Goal of the exercise:
Images are excluded; otherwise, output every record exactly.

BEGIN Record set

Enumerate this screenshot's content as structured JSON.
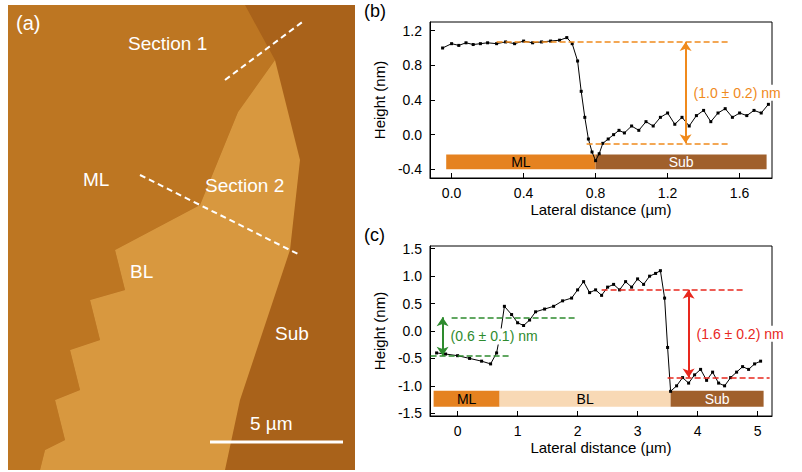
{
  "image": {
    "title": "(a)",
    "sections": [
      "Section 1",
      "Section 2"
    ],
    "scale_bar": "5 µm",
    "regions": [
      {
        "label": "Sub",
        "color": "#a9621a"
      },
      {
        "label": "ML",
        "color": "#bd7622"
      },
      {
        "label": "BL",
        "color": "#d8983f"
      }
    ]
  },
  "chart_data": [
    {
      "type": "line",
      "title": "(b)",
      "x_label": "Lateral distance (µm)",
      "y_label": "Height (nm)",
      "x": [
        -0.05,
        0.0,
        0.04,
        0.08,
        0.12,
        0.16,
        0.2,
        0.25,
        0.3,
        0.35,
        0.4,
        0.45,
        0.5,
        0.55,
        0.6,
        0.64,
        0.67,
        0.7,
        0.72,
        0.74,
        0.76,
        0.78,
        0.8,
        0.82,
        0.84,
        0.87,
        0.9,
        0.93,
        0.96,
        1.0,
        1.04,
        1.08,
        1.12,
        1.16,
        1.2,
        1.24,
        1.28,
        1.32,
        1.36,
        1.4,
        1.44,
        1.48,
        1.52,
        1.56,
        1.6,
        1.64,
        1.68,
        1.72,
        1.76
      ],
      "values": [
        1.0,
        1.05,
        1.03,
        1.06,
        1.04,
        1.05,
        1.06,
        1.05,
        1.07,
        1.05,
        1.08,
        1.06,
        1.07,
        1.08,
        1.09,
        1.12,
        1.05,
        0.85,
        0.5,
        0.2,
        -0.05,
        -0.2,
        -0.3,
        -0.22,
        -0.1,
        -0.05,
        0.0,
        0.05,
        0.02,
        0.1,
        0.05,
        0.15,
        0.1,
        0.2,
        0.25,
        0.12,
        0.2,
        0.1,
        0.22,
        0.28,
        0.15,
        0.25,
        0.3,
        0.2,
        0.25,
        0.22,
        0.28,
        0.25,
        0.35
      ],
      "color": "#000000",
      "marker": "square",
      "grid": false,
      "xlim": [
        -0.12,
        1.78
      ],
      "xticks": [
        {
          "value": 0,
          "label": "0.0"
        },
        0.4,
        0.8,
        1.2,
        1.6
      ],
      "ylim": [
        -0.5,
        1.3
      ],
      "yticks": [
        -0.4,
        {
          "value": 0,
          "label": "0.0"
        },
        0.4,
        0.8,
        1.2
      ],
      "regions": [
        {
          "label": "ML",
          "x": [
            -0.03,
            0.8
          ],
          "y": [
            -0.4,
            -0.23
          ],
          "color": "#e58220"
        },
        {
          "label": "Sub",
          "x": [
            0.8,
            1.75
          ],
          "y": [
            -0.4,
            -0.23
          ],
          "color": "#a0602c"
        }
      ],
      "reference_lines": [
        {
          "y": 1.07,
          "x": [
            0.25,
            1.55
          ],
          "color": "#f08a1c"
        },
        {
          "y": -0.1,
          "x": [
            0.75,
            1.55
          ],
          "color": "#f08a1c"
        }
      ],
      "annotations": [
        {
          "text": "(1.0 ± 0.2) nm",
          "color": "#f08a1c",
          "x": 1.3,
          "y": [
            -0.1,
            1.07
          ]
        }
      ]
    },
    {
      "type": "line",
      "title": "(c)",
      "x_label": "Lateral distance (µm)",
      "y_label": "Height (nm)",
      "x": [
        -0.35,
        -0.2,
        0.0,
        0.2,
        0.4,
        0.55,
        0.65,
        0.72,
        0.78,
        0.9,
        1.0,
        1.1,
        1.2,
        1.3,
        1.45,
        1.6,
        1.75,
        1.9,
        2.0,
        2.1,
        2.2,
        2.3,
        2.4,
        2.5,
        2.6,
        2.7,
        2.8,
        2.9,
        3.0,
        3.1,
        3.2,
        3.3,
        3.38,
        3.45,
        3.5,
        3.55,
        3.65,
        3.75,
        3.85,
        3.95,
        4.05,
        4.15,
        4.25,
        4.35,
        4.45,
        4.55,
        4.65,
        4.75,
        4.85,
        4.95,
        5.05
      ],
      "values": [
        -0.4,
        -0.42,
        -0.45,
        -0.5,
        -0.55,
        -0.6,
        -0.4,
        0.0,
        0.45,
        0.3,
        0.15,
        0.1,
        0.2,
        0.35,
        0.4,
        0.45,
        0.55,
        0.6,
        0.75,
        0.9,
        0.7,
        0.75,
        0.65,
        0.8,
        0.85,
        0.75,
        0.9,
        0.8,
        0.95,
        0.85,
        1.0,
        1.05,
        1.1,
        0.6,
        -0.3,
        -1.1,
        -1.0,
        -0.85,
        -0.95,
        -0.8,
        -0.7,
        -0.9,
        -0.75,
        -0.95,
        -1.0,
        -0.85,
        -0.75,
        -0.65,
        -0.7,
        -0.6,
        -0.55
      ],
      "color": "#000000",
      "marker": "square",
      "grid": false,
      "xlim": [
        -0.46,
        5.24
      ],
      "xticks": [
        0,
        1,
        2,
        3,
        4,
        5
      ],
      "ylim": [
        -1.55,
        1.55
      ],
      "yticks": [
        -1.5,
        {
          "value": -1,
          "label": "-1.0"
        },
        -0.5,
        {
          "value": 0,
          "label": "0.0"
        },
        0.5,
        {
          "value": 1,
          "label": "1.0"
        },
        1.5
      ],
      "regions": [
        {
          "label": "ML",
          "x": [
            -0.4,
            0.7
          ],
          "y": [
            -1.38,
            -1.09
          ],
          "color": "#e58220"
        },
        {
          "label": "BL",
          "x": [
            0.7,
            3.55
          ],
          "y": [
            -1.38,
            -1.09
          ],
          "color": "#f8d9b5"
        },
        {
          "label": "Sub",
          "x": [
            3.55,
            5.1
          ],
          "y": [
            -1.38,
            -1.09
          ],
          "color": "#a0602c"
        }
      ],
      "reference_lines": [
        {
          "y": 0.25,
          "x": [
            -0.1,
            2.0
          ],
          "color": "#2e8b2e"
        },
        {
          "y": -0.45,
          "x": [
            -0.45,
            0.85
          ],
          "color": "#2e8b2e"
        },
        {
          "y": 0.75,
          "x": [
            2.4,
            4.8
          ],
          "color": "#e8281e"
        },
        {
          "y": -0.85,
          "x": [
            3.5,
            5.2
          ],
          "color": "#e8281e"
        }
      ],
      "annotations": [
        {
          "text": "(0.6 ± 0.1) nm",
          "color": "#2e8b2e",
          "x": -0.25,
          "y": [
            -0.45,
            0.25
          ]
        },
        {
          "text": "(1.6 ± 0.2) nm",
          "color": "#e8281e",
          "x": 3.85,
          "y": [
            -0.85,
            0.75
          ]
        }
      ]
    }
  ]
}
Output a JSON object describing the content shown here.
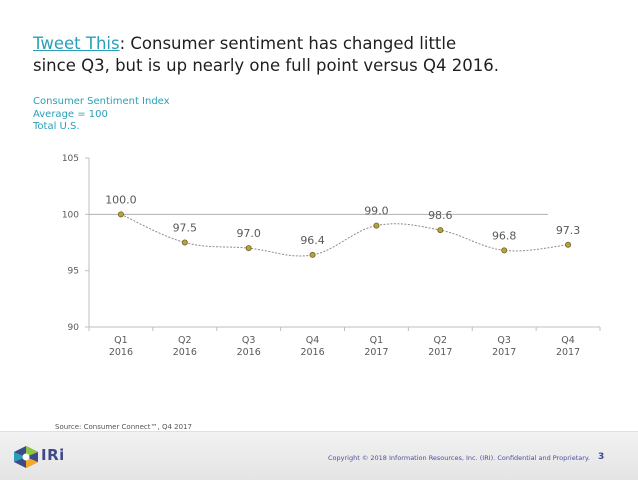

END Record set

Correct answer:
Enumerate this screenshot's content as structured JSON.
{
  "image": {
    "title": "(a)",
    "sections": [
      "Section 1",
      "Section 2"
    ],
    "scale_bar": "5 µm",
    "regions": [
      {
        "label": "Sub",
        "color": "#a9621a"
      },
      {
        "label": "ML",
        "color": "#bd7622"
      },
      {
        "label": "BL",
        "color": "#d8983f"
      }
    ]
  },
  "chart_data": [
    {
      "type": "line",
      "title": "(b)",
      "x_label": "Lateral distance (µm)",
      "y_label": "Height (nm)",
      "x": [
        -0.05,
        0.0,
        0.04,
        0.08,
        0.12,
        0.16,
        0.2,
        0.25,
        0.3,
        0.35,
        0.4,
        0.45,
        0.5,
        0.55,
        0.6,
        0.64,
        0.67,
        0.7,
        0.72,
        0.74,
        0.76,
        0.78,
        0.8,
        0.82,
        0.84,
        0.87,
        0.9,
        0.93,
        0.96,
        1.0,
        1.04,
        1.08,
        1.12,
        1.16,
        1.2,
        1.24,
        1.28,
        1.32,
        1.36,
        1.4,
        1.44,
        1.48,
        1.52,
        1.56,
        1.6,
        1.64,
        1.68,
        1.72,
        1.76
      ],
      "values": [
        1.0,
        1.05,
        1.03,
        1.06,
        1.04,
        1.05,
        1.06,
        1.05,
        1.07,
        1.05,
        1.08,
        1.06,
        1.07,
        1.08,
        1.09,
        1.12,
        1.05,
        0.85,
        0.5,
        0.2,
        -0.05,
        -0.2,
        -0.3,
        -0.22,
        -0.1,
        -0.05,
        0.0,
        0.05,
        0.02,
        0.1,
        0.05,
        0.15,
        0.1,
        0.2,
        0.25,
        0.12,
        0.2,
        0.1,
        0.22,
        0.28,
        0.15,
        0.25,
        0.3,
        0.2,
        0.25,
        0.22,
        0.28,
        0.25,
        0.35
      ],
      "color": "#000000",
      "marker": "square",
      "grid": false,
      "xlim": [
        -0.12,
        1.78
      ],
      "xticks": [
        {
          "value": 0,
          "label": "0.0"
        },
        0.4,
        0.8,
        1.2,
        1.6
      ],
      "ylim": [
        -0.5,
        1.3
      ],
      "yticks": [
        -0.4,
        {
          "value": 0,
          "label": "0.0"
        },
        0.4,
        0.8,
        1.2
      ],
      "regions": [
        {
          "label": "ML",
          "x": [
            -0.03,
            0.8
          ],
          "y": [
            -0.4,
            -0.23
          ],
          "color": "#e58220"
        },
        {
          "label": "Sub",
          "x": [
            0.8,
            1.75
          ],
          "y": [
            -0.4,
            -0.23
          ],
          "color": "#a0602c"
        }
      ],
      "reference_lines": [
        {
          "y": 1.07,
          "x": [
            0.25,
            1.55
          ],
          "color": "#f08a1c"
        },
        {
          "y": -0.1,
          "x": [
            0.75,
            1.55
          ],
          "color": "#f08a1c"
        }
      ],
      "annotations": [
        {
          "text": "(1.0 ± 0.2) nm",
          "color": "#f08a1c",
          "x": 1.3,
          "y": [
            -0.1,
            1.07
          ]
        }
      ]
    },
    {
      "type": "line",
      "title": "(c)",
      "x_label": "Lateral distance (µm)",
      "y_label": "Height (nm)",
      "x": [
        -0.35,
        -0.2,
        0.0,
        0.2,
        0.4,
        0.55,
        0.65,
        0.72,
        0.78,
        0.9,
        1.0,
        1.1,
        1.2,
        1.3,
        1.45,
        1.6,
        1.75,
        1.9,
        2.0,
        2.1,
        2.2,
        2.3,
        2.4,
        2.5,
        2.6,
        2.7,
        2.8,
        2.9,
        3.0,
        3.1,
        3.2,
        3.3,
        3.38,
        3.45,
        3.5,
        3.55,
        3.65,
        3.75,
        3.85,
        3.95,
        4.05,
        4.15,
        4.25,
        4.35,
        4.45,
        4.55,
        4.65,
        4.75,
        4.85,
        4.95,
        5.05
      ],
      "values": [
        -0.4,
        -0.42,
        -0.45,
        -0.5,
        -0.55,
        -0.6,
        -0.4,
        0.0,
        0.45,
        0.3,
        0.15,
        0.1,
        0.2,
        0.35,
        0.4,
        0.45,
        0.55,
        0.6,
        0.75,
        0.9,
        0.7,
        0.75,
        0.65,
        0.8,
        0.85,
        0.75,
        0.9,
        0.8,
        0.95,
        0.85,
        1.0,
        1.05,
        1.1,
        0.6,
        -0.3,
        -1.1,
        -1.0,
        -0.85,
        -0.95,
        -0.8,
        -0.7,
        -0.9,
        -0.75,
        -0.95,
        -1.0,
        -0.85,
        -0.75,
        -0.65,
        -0.7,
        -0.6,
        -0.55
      ],
      "color": "#000000",
      "marker": "square",
      "grid": false,
      "xlim": [
        -0.46,
        5.24
      ],
      "xticks": [
        0,
        1,
        2,
        3,
        4,
        5
      ],
      "ylim": [
        -1.55,
        1.55
      ],
      "yticks": [
        -1.5,
        {
          "value": -1,
          "label": "-1.0"
        },
        -0.5,
        {
          "value": 0,
          "label": "0.0"
        },
        0.5,
        {
          "value": 1,
          "label": "1.0"
        },
        1.5
      ],
      "regions": [
        {
          "label": "ML",
          "x": [
            -0.4,
            0.7
          ],
          "y": [
            -1.38,
            -1.09
          ],
          "color": "#e58220"
        },
        {
          "label": "BL",
          "x": [
            0.7,
            3.55
          ],
          "y": [
            -1.38,
            -1.09
          ],
          "color": "#f8d9b5"
        },
        {
          "label": "Sub",
          "x": [
            3.55,
            5.1
          ],
          "y": [
            -1.38,
            -1.09
          ],
          "color": "#a0602c"
        }
      ],
      "reference_lines": [
        {
          "y": 0.25,
          "x": [
            -0.1,
            2.0
          ],
          "color": "#2e8b2e"
        },
        {
          "y": -0.45,
          "x": [
            -0.45,
            0.85
          ],
          "color": "#2e8b2e"
        },
        {
          "y": 0.75,
          "x": [
            2.4,
            4.8
          ],
          "color": "#e8281e"
        },
        {
          "y": -0.85,
          "x": [
            3.5,
            5.2
          ],
          "color": "#e8281e"
        }
      ],
      "annotations": [
        {
          "text": "(0.6 ± 0.1) nm",
          "color": "#2e8b2e",
          "x": -0.25,
          "y": [
            -0.45,
            0.25
          ]
        },
        {
          "text": "(1.6 ± 0.2) nm",
          "color": "#e8281e",
          "x": 3.85,
          "y": [
            -0.85,
            0.75
          ]
        }
      ]
    }
  ]
}
Output a JSON object describing the content shown here.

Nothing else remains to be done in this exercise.